Texte fourni:
++++
LES PATIENTS qui ont le plus besoin de greffes artérielles (sujets diabétiques, sujets âgés...) sont aussi ceux chez qui le risque d'échec est le plus grand. La difficulté à surmonter, explique le Pr Laura Niklason, qui a dirigé les travaux américains, est de « fabriquer des vaisseaux résistants à partir de cellules prélevées chez des donneurs âgés atteints d'une pathologie vasculaire ». Or, avec l'âge, le stock de vaisseaux disponibles à usage de greffon diminue. En outre, une greffe autologue est toujours préférable pour éviter le risque de rejet du greffon.
Les chercheurs ont pris comme hypothèse de départ que le principal obstacle à surmonter est l'espérance de vie limitée de ces cellules âgées. Un phénomène conditionné par le raccourcissement des télomères qui s'érodent au fur et à mesure des multiplications cellulaires, jusqu'à entraîner la mort cellulaire.
Les chercheurs d'outre-Atlantique avaient déjà cloné la sous-unité hTERT (human TElomerase Reverse Transcriptase) de la télomérase, qui bloque le raccourcissement des télomères. Leur idée étant que la transfection des cellules âgées par le gène hTERT pourrait rendre ces cellules « immortelles ». Il y a deux ans, ils ont réussi à introduire le gène hTERT dans des cellules musculaires lisses.
++++
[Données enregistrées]
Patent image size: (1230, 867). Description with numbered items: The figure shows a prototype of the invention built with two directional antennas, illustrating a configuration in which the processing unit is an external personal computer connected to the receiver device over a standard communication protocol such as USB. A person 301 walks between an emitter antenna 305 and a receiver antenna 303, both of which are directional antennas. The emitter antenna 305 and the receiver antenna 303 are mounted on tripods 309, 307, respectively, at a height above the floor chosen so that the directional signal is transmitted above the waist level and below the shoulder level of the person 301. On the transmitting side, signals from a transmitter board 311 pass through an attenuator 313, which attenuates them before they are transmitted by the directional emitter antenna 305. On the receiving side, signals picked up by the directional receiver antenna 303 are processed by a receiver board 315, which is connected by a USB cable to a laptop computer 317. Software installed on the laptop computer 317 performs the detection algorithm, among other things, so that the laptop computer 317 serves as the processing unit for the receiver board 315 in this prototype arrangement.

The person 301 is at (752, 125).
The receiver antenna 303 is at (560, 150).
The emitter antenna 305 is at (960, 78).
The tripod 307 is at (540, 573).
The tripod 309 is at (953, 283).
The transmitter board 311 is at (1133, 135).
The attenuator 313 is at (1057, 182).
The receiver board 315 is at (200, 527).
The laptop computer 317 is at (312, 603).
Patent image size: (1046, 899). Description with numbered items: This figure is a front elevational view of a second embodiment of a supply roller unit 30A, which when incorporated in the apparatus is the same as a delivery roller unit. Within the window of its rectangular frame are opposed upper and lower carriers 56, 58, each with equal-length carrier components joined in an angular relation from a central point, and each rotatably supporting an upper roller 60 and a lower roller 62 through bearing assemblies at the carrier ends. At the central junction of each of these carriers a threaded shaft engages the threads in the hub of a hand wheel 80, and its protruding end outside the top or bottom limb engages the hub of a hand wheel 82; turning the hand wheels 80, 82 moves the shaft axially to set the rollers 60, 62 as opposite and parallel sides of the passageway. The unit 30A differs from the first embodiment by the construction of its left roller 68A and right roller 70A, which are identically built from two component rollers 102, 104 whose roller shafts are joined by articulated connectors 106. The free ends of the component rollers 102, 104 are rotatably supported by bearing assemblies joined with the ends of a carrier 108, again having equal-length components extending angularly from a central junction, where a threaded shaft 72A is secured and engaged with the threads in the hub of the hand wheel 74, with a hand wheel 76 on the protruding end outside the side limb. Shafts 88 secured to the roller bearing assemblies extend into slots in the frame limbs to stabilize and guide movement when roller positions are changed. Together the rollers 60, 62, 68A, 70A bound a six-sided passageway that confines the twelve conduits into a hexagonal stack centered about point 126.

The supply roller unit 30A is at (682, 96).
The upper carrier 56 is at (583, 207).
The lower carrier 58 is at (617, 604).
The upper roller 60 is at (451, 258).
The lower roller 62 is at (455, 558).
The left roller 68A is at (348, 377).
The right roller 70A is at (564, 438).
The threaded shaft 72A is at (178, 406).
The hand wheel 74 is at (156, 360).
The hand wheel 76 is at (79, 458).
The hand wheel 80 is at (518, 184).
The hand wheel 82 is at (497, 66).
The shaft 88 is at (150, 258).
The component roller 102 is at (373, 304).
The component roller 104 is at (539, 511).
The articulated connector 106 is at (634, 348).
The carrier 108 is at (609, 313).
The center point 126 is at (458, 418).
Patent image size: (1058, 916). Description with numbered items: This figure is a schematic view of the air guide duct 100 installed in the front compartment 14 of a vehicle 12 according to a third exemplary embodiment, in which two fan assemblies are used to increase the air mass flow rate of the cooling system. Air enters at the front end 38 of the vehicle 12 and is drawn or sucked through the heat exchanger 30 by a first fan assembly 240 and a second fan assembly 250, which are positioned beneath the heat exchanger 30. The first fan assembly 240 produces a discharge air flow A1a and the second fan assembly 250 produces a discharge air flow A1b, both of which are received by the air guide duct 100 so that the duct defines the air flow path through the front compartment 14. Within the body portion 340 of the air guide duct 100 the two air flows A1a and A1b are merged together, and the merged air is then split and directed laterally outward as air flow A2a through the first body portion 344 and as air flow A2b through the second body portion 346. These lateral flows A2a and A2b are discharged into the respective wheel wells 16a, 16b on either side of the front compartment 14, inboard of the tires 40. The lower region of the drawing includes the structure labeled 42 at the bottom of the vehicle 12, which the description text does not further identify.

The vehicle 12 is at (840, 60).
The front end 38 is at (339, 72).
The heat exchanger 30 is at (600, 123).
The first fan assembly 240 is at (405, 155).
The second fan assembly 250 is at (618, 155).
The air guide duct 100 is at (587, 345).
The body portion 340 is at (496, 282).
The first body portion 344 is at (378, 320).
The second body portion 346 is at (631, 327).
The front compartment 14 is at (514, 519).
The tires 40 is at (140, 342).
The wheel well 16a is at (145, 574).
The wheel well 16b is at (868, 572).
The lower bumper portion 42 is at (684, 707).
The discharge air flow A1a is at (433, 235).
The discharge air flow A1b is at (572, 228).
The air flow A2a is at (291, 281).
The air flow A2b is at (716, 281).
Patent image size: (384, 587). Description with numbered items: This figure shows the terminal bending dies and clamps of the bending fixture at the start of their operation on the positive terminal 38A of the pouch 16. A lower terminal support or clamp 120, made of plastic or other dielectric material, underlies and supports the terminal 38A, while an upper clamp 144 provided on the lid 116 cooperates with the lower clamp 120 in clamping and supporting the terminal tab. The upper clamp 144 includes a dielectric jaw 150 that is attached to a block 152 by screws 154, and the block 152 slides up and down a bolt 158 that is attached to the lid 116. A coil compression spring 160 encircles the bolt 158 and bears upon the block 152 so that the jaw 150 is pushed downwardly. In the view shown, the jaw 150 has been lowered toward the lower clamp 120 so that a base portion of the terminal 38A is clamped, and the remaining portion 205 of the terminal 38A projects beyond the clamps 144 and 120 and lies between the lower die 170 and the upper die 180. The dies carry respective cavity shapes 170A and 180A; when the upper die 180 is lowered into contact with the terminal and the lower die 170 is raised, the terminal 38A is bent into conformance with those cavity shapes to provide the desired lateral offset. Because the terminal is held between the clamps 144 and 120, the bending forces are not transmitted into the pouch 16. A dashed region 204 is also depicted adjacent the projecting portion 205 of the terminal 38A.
++++
Problème posé: Pouvez-vous recopier le texte sur les greffes artérielles de « Les chercheurs ont » à « cellules musculaires lisses. » ?

Résultat attendu:
Les chercheurs ont pris comme hypothèse de départ que le principal obstacle à surmonter est l'espérance de vie limitée de ces cellules âgées. Un phénomène conditionné par le raccourcissement des télomères qui s'érodent au fur et à mesure des multiplications cellulaires, jusqu'à entraîner la mort cellulaire.
Les chercheurs d'outre-Atlantique avaient déjà cloné la sous-unité hTERT (human TElomerase Reverse Transcriptase) de la télomérase, qui bloque le raccourcissement des télomères. Leur idée étant que la transfection des cellules âgées par le gène hTERT pourrait rendre ces cellules « immortelles ». Il y a deux ans, ils ont réussi à introduire le gène hTERT dans des cellules musculaires lisses.